__Brief__. Copy out the material below in full, but not its images.
>> begin Task data
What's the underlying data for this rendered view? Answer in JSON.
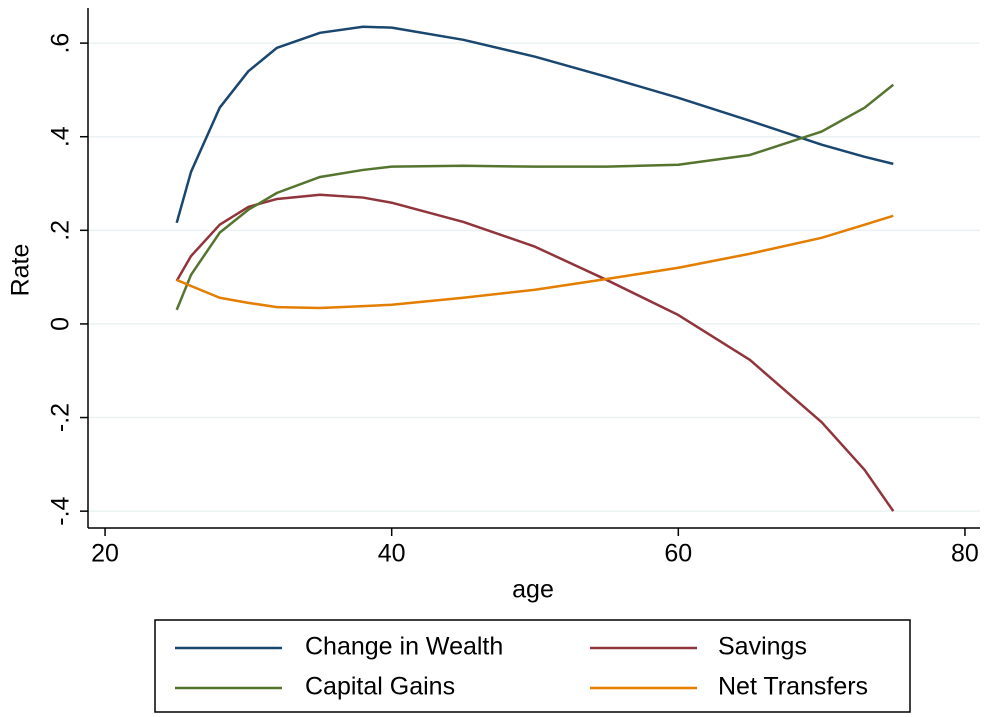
{
  "chart_data": {
    "type": "line",
    "x_label": "age",
    "y_label": "Rate",
    "x": [
      25,
      26,
      28,
      30,
      32,
      35,
      38,
      40,
      45,
      50,
      55,
      60,
      65,
      70,
      73,
      75
    ],
    "series": [
      {
        "name": "Change in Wealth",
        "color": "#1a476f",
        "values": [
          0.216,
          0.325,
          0.462,
          0.54,
          0.59,
          0.622,
          0.635,
          0.633,
          0.607,
          0.571,
          0.528,
          0.483,
          0.434,
          0.383,
          0.357,
          0.342
        ]
      },
      {
        "name": "Savings",
        "color": "#90353b",
        "values": [
          0.092,
          0.145,
          0.212,
          0.25,
          0.267,
          0.276,
          0.27,
          0.259,
          0.218,
          0.165,
          0.094,
          0.019,
          -0.077,
          -0.21,
          -0.312,
          -0.4
        ]
      },
      {
        "name": "Capital Gains",
        "color": "#55752f",
        "values": [
          0.03,
          0.105,
          0.195,
          0.244,
          0.28,
          0.314,
          0.329,
          0.336,
          0.338,
          0.336,
          0.336,
          0.34,
          0.361,
          0.411,
          0.462,
          0.511
        ]
      },
      {
        "name": "Net Transfers",
        "color": "#e37e00",
        "values": [
          0.094,
          0.081,
          0.056,
          0.045,
          0.036,
          0.034,
          0.038,
          0.041,
          0.056,
          0.073,
          0.096,
          0.12,
          0.15,
          0.184,
          0.212,
          0.231
        ]
      }
    ],
    "xlim": [
      18.81,
      81.05
    ],
    "xticks": [
      20,
      40,
      60,
      80
    ],
    "ylim": [
      -0.436,
      0.675
    ],
    "yticks": [
      {
        "value": -0.4,
        "label": "-.4"
      },
      {
        "value": -0.2,
        "label": "-.2"
      },
      0,
      {
        "value": 0.2,
        "label": ".2"
      },
      {
        "value": 0.4,
        "label": ".4"
      },
      {
        "value": 0.6,
        "label": ".6"
      }
    ],
    "grid": true
  }
}
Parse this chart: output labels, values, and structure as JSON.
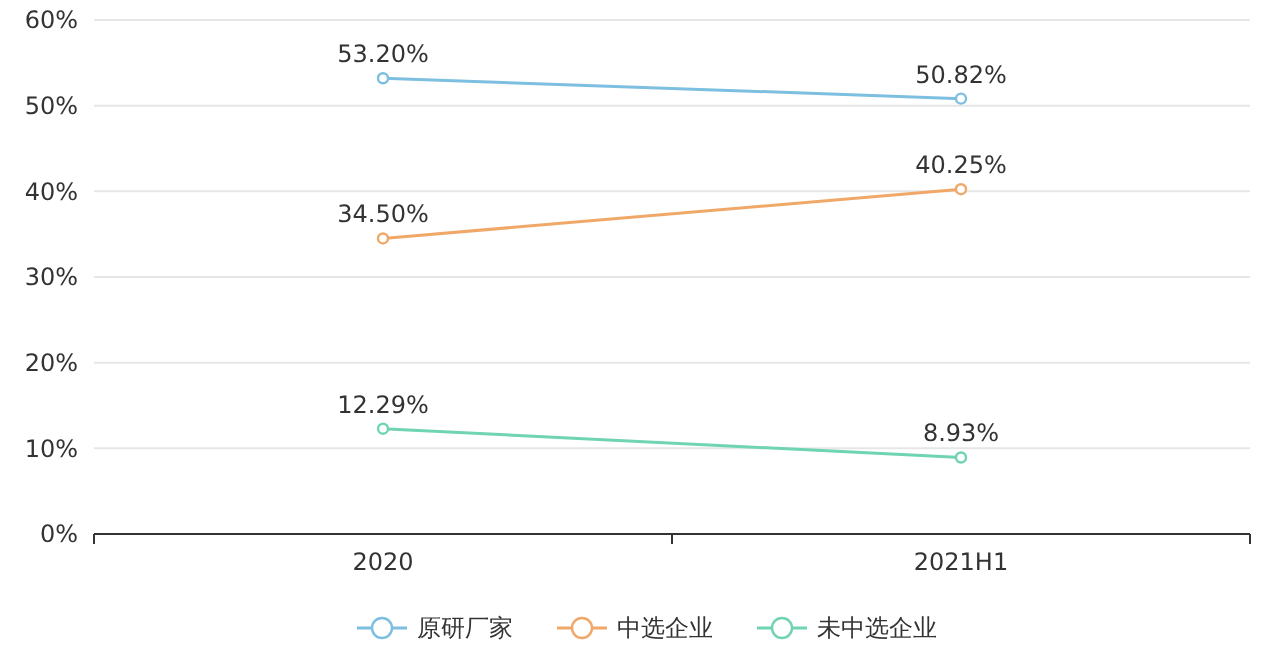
{
  "chart_data": {
    "type": "line",
    "categories": [
      "2020",
      "2021H1"
    ],
    "series": [
      {
        "name": "原研厂家",
        "color": "#7dbfe0",
        "values": [
          53.2,
          50.82
        ],
        "value_labels": [
          "53.20%",
          "50.82%"
        ]
      },
      {
        "name": "中选企业",
        "color": "#f0a868",
        "values": [
          34.5,
          40.25
        ],
        "value_labels": [
          "34.50%",
          "40.25%"
        ]
      },
      {
        "name": "未中选企业",
        "color": "#6fd4b0",
        "values": [
          12.29,
          8.93
        ],
        "value_labels": [
          "12.29%",
          "8.93%"
        ]
      }
    ],
    "ylim": [
      0,
      60
    ],
    "yticks": [
      {
        "value": 0,
        "label": "0%"
      },
      {
        "value": 10,
        "label": "10%"
      },
      {
        "value": 20,
        "label": "20%"
      },
      {
        "value": 30,
        "label": "30%"
      },
      {
        "value": 40,
        "label": "40%"
      },
      {
        "value": 50,
        "label": "50%"
      },
      {
        "value": 60,
        "label": "60%"
      }
    ],
    "grid": "y",
    "legend": "bottom",
    "marker": "circle",
    "line_style": "solid"
  }
}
>> end Task data
__Written response__.
What's the underlying data for this rendered view? Answer in JSON.
{
  "chart_data": {
    "type": "line",
    "x_label": "age",
    "y_label": "Rate",
    "x": [
      25,
      26,
      28,
      30,
      32,
      35,
      38,
      40,
      45,
      50,
      55,
      60,
      65,
      70,
      73,
      75
    ],
    "series": [
      {
        "name": "Change in Wealth",
        "color": "#1a476f",
        "values": [
          0.216,
          0.325,
          0.462,
          0.54,
          0.59,
          0.622,
          0.635,
          0.633,
          0.607,
          0.571,
          0.528,
          0.483,
          0.434,
          0.383,
          0.357,
          0.342
        ]
      },
      {
        "name": "Savings",
        "color": "#90353b",
        "values": [
          0.092,
          0.145,
          0.212,
          0.25,
          0.267,
          0.276,
          0.27,
          0.259,
          0.218,
          0.165,
          0.094,
          0.019,
          -0.077,
          -0.21,
          -0.312,
          -0.4
        ]
      },
      {
        "name": "Capital Gains",
        "color": "#55752f",
        "values": [
          0.03,
          0.105,
          0.195,
          0.244,
          0.28,
          0.314,
          0.329,
          0.336,
          0.338,
          0.336,
          0.336,
          0.34,
          0.361,
          0.411,
          0.462,
          0.511
        ]
      },
      {
        "name": "Net Transfers",
        "color": "#e37e00",
        "values": [
          0.094,
          0.081,
          0.056,
          0.045,
          0.036,
          0.034,
          0.038,
          0.041,
          0.056,
          0.073,
          0.096,
          0.12,
          0.15,
          0.184,
          0.212,
          0.231
        ]
      }
    ],
    "xlim": [
      18.81,
      81.05
    ],
    "xticks": [
      20,
      40,
      60,
      80
    ],
    "ylim": [
      -0.436,
      0.675
    ],
    "yticks": [
      {
        "value": -0.4,
        "label": "-.4"
      },
      {
        "value": -0.2,
        "label": "-.2"
      },
      0,
      {
        "value": 0.2,
        "label": ".2"
      },
      {
        "value": 0.4,
        "label": ".4"
      },
      {
        "value": 0.6,
        "label": ".6"
      }
    ],
    "grid": true
  }
}
Parse this chart: output labels, values, and structure as JSON.
{
  "chart_data": {
    "type": "line",
    "categories": [
      "2020",
      "2021H1"
    ],
    "series": [
      {
        "name": "原研厂家",
        "color": "#7dbfe0",
        "values": [
          53.2,
          50.82
        ],
        "value_labels": [
          "53.20%",
          "50.82%"
        ]
      },
      {
        "name": "中选企业",
        "color": "#f0a868",
        "values": [
          34.5,
          40.25
        ],
        "value_labels": [
          "34.50%",
          "40.25%"
        ]
      },
      {
        "name": "未中选企业",
        "color": "#6fd4b0",
        "values": [
          12.29,
          8.93
        ],
        "value_labels": [
          "12.29%",
          "8.93%"
        ]
      }
    ],
    "ylim": [
      0,
      60
    ],
    "yticks": [
      {
        "value": 0,
        "label": "0%"
      },
      {
        "value": 10,
        "label": "10%"
      },
      {
        "value": 20,
        "label": "20%"
      },
      {
        "value": 30,
        "label": "30%"
      },
      {
        "value": 40,
        "label": "40%"
      },
      {
        "value": 50,
        "label": "50%"
      },
      {
        "value": 60,
        "label": "60%"
      }
    ],
    "grid": "y",
    "legend": "bottom",
    "marker": "circle",
    "line_style": "solid"
  }
}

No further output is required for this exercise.